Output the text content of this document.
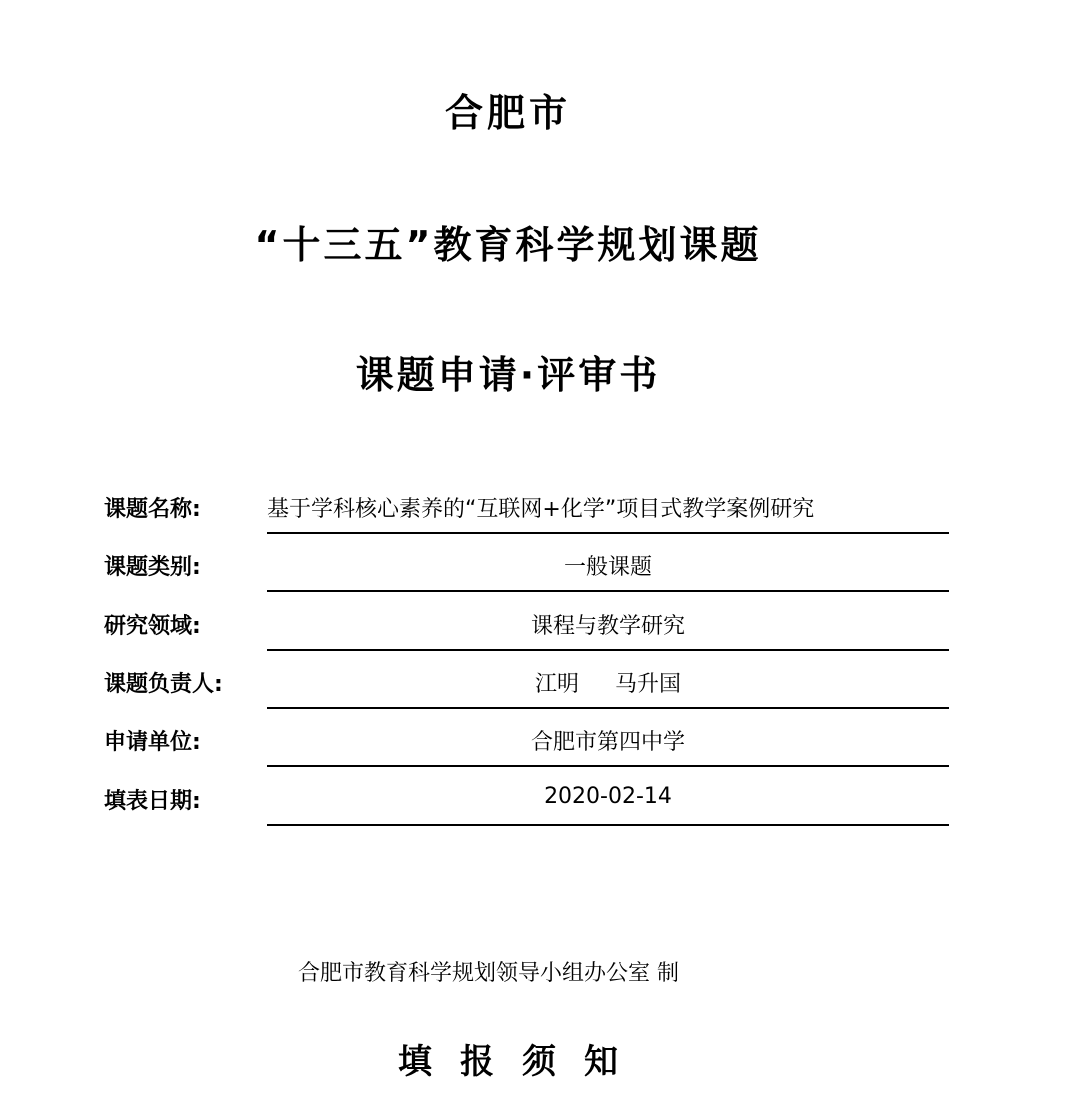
合肥市
“十三五”教育科学规划课题
课题申请·评审书
课题名称:	基于学科核心素养的“互联网+化学”项目式教学案例研究
课题类别:	一般课题
研究领域:	课程与教学研究
课题负责人:	江明 马升国
申请单位:	合肥市第四中学
填表日期:	2020-02-14
合肥市教育科学规划领导小组办公室 制
填报须知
──────
What is asked ::
Nothing in the entries should change as you copy them, except that the pictures are left out.

Task answer ::
Output the text content of this document.
合肥市
“十三五”教育科学规划课题
课题申请·评审书
课题名称:	基于学科核心素养的“互联网+化学”项目式教学案例研究
课题类别:	一般课题
研究领域:	课程与教学研究
课题负责人:	江明 马升国
申请单位:	合肥市第四中学
填表日期:	2020-02-14
合肥市教育科学规划领导小组办公室 制
填报须知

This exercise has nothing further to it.